- **Task**
Beginning with the line where "Decode this image" appears, retype every remaining line of the data below, both the first and last included.

○ ○ ○ ○ ○

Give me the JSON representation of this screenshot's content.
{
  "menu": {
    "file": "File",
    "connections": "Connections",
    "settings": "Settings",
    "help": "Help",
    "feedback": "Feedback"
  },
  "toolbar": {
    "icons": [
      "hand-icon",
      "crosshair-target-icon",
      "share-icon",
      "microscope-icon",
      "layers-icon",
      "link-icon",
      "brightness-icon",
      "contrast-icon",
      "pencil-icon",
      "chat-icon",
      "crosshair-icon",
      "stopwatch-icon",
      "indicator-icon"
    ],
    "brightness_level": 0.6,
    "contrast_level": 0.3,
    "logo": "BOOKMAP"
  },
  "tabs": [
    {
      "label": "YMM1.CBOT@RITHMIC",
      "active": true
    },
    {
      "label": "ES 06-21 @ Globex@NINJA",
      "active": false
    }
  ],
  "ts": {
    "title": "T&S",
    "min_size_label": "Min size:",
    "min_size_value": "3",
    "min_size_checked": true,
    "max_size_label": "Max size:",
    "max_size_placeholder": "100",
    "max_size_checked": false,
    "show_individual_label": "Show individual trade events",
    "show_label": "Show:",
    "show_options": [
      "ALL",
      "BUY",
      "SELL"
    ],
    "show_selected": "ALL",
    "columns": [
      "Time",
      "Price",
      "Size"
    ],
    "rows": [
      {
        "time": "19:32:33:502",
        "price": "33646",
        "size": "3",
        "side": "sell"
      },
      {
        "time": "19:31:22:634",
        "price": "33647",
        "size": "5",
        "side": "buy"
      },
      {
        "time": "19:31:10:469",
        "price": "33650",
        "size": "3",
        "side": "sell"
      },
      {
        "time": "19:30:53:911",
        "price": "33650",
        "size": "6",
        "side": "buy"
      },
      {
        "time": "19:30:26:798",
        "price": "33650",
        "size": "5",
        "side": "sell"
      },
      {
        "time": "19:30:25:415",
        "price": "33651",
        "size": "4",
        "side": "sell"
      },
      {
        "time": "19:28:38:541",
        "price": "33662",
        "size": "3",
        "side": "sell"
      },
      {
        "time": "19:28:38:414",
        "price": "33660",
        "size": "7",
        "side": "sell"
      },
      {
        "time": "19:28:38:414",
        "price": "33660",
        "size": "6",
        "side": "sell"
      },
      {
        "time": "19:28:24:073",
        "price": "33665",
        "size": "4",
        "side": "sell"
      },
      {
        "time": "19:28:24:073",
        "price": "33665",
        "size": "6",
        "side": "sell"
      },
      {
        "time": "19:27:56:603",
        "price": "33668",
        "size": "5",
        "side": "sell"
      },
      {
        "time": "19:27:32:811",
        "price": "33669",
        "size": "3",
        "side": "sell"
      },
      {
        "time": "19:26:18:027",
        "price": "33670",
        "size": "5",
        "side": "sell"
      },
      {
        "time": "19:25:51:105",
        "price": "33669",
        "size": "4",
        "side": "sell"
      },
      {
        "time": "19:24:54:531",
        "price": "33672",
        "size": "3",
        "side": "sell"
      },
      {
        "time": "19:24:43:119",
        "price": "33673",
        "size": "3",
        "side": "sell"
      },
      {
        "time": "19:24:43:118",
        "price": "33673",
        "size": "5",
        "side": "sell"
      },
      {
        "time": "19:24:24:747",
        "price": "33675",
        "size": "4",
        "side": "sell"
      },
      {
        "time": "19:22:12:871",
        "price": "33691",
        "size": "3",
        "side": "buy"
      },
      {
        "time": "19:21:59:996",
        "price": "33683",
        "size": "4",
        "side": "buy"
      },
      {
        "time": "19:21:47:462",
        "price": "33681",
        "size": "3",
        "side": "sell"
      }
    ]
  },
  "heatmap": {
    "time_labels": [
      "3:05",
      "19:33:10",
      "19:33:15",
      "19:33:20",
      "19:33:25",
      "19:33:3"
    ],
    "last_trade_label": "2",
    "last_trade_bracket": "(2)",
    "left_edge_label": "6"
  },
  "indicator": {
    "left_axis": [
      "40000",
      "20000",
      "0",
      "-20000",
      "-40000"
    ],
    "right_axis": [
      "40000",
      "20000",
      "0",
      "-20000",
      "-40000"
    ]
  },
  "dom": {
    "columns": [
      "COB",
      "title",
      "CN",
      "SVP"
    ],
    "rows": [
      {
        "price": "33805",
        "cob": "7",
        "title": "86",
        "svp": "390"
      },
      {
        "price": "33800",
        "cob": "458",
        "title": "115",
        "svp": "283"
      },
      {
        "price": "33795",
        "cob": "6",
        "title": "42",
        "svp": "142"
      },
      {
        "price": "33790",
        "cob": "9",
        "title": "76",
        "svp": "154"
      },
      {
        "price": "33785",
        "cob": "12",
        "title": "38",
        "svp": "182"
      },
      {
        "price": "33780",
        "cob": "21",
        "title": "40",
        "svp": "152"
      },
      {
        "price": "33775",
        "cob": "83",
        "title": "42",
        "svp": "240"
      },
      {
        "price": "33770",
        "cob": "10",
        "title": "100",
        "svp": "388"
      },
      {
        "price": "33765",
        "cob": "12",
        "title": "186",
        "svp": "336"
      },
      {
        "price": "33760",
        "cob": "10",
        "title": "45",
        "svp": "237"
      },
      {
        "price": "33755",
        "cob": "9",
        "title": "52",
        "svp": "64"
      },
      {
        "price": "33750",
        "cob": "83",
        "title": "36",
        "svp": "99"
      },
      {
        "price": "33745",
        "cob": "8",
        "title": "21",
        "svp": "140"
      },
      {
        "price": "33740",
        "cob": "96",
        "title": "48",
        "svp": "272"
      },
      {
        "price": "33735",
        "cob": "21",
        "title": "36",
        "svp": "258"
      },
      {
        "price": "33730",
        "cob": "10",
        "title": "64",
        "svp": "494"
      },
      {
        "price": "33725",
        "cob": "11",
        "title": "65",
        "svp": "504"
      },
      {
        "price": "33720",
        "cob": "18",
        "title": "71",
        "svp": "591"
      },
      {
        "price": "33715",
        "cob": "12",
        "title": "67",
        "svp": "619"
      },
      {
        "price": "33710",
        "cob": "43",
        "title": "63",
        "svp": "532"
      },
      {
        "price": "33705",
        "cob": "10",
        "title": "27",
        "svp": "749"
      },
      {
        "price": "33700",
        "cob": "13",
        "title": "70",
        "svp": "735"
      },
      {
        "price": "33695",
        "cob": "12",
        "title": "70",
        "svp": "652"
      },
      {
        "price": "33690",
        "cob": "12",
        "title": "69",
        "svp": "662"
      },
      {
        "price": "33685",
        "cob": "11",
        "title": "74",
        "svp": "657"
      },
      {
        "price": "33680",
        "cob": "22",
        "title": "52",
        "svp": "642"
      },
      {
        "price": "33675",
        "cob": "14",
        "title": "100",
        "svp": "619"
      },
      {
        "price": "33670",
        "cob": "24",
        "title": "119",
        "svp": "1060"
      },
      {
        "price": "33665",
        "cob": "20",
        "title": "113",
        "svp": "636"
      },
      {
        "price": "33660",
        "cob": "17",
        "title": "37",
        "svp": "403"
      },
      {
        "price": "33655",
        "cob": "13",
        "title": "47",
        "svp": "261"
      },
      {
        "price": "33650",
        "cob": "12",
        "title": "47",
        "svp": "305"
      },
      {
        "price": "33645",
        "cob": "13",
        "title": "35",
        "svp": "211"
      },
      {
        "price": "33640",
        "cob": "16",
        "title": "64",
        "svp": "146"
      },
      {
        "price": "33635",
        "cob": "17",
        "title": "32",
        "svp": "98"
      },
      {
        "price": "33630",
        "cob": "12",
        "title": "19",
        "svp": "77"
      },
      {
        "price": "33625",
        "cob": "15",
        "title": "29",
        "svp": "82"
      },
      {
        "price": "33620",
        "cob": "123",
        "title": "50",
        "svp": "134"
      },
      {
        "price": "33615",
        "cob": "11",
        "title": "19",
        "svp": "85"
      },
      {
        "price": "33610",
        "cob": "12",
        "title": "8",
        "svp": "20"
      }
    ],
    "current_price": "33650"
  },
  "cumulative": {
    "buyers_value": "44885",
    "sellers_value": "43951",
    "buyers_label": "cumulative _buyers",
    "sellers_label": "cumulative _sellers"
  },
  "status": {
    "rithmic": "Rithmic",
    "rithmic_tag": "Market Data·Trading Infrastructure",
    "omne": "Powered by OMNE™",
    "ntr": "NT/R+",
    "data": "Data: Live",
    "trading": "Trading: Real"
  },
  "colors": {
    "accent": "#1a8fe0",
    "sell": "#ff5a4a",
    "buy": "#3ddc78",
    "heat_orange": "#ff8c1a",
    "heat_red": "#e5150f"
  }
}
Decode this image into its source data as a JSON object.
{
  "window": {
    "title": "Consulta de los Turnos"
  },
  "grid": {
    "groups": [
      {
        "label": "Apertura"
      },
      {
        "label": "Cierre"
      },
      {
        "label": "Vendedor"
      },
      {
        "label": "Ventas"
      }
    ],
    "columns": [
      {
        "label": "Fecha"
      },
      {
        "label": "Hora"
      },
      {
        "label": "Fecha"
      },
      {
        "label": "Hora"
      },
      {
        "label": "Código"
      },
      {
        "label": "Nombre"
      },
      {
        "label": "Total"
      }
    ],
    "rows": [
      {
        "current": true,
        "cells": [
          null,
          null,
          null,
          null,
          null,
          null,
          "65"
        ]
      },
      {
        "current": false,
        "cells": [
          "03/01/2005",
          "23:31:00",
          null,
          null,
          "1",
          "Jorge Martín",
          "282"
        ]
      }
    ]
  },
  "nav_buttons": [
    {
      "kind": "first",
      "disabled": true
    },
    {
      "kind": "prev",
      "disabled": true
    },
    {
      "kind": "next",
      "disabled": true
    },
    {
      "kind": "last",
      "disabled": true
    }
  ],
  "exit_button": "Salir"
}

○ ○ ○ ○ ○

- **Response**
Decode this image into its source data as a JSON object.
{
  "window": {
    "title": "Consulta de los Turnos"
  },
  "grid": {
    "groups": [
      {
        "label": "Apertura"
      },
      {
        "label": "Cierre"
      },
      {
        "label": "Vendedor"
      },
      {
        "label": "Ventas"
      }
    ],
    "columns": [
      {
        "label": "Fecha"
      },
      {
        "label": "Hora"
      },
      {
        "label": "Fecha"
      },
      {
        "label": "Hora"
      },
      {
        "label": "Código"
      },
      {
        "label": "Nombre"
      },
      {
        "label": "Total"
      }
    ],
    "rows": [
      {
        "current": true,
        "cells": [
          null,
          null,
          null,
          null,
          null,
          null,
          "65"
        ]
      },
      {
        "current": false,
        "cells": [
          "03/01/2005",
          "23:31:00",
          null,
          null,
          "1",
          "Jorge Martín",
          "282"
        ]
      }
    ]
  },
  "nav_buttons": [
    {
      "kind": "first",
      "disabled": true
    },
    {
      "kind": "prev",
      "disabled": true
    },
    {
      "kind": "next",
      "disabled": true
    },
    {
      "kind": "last",
      "disabled": true
    }
  ],
  "exit_button": "Salir"
}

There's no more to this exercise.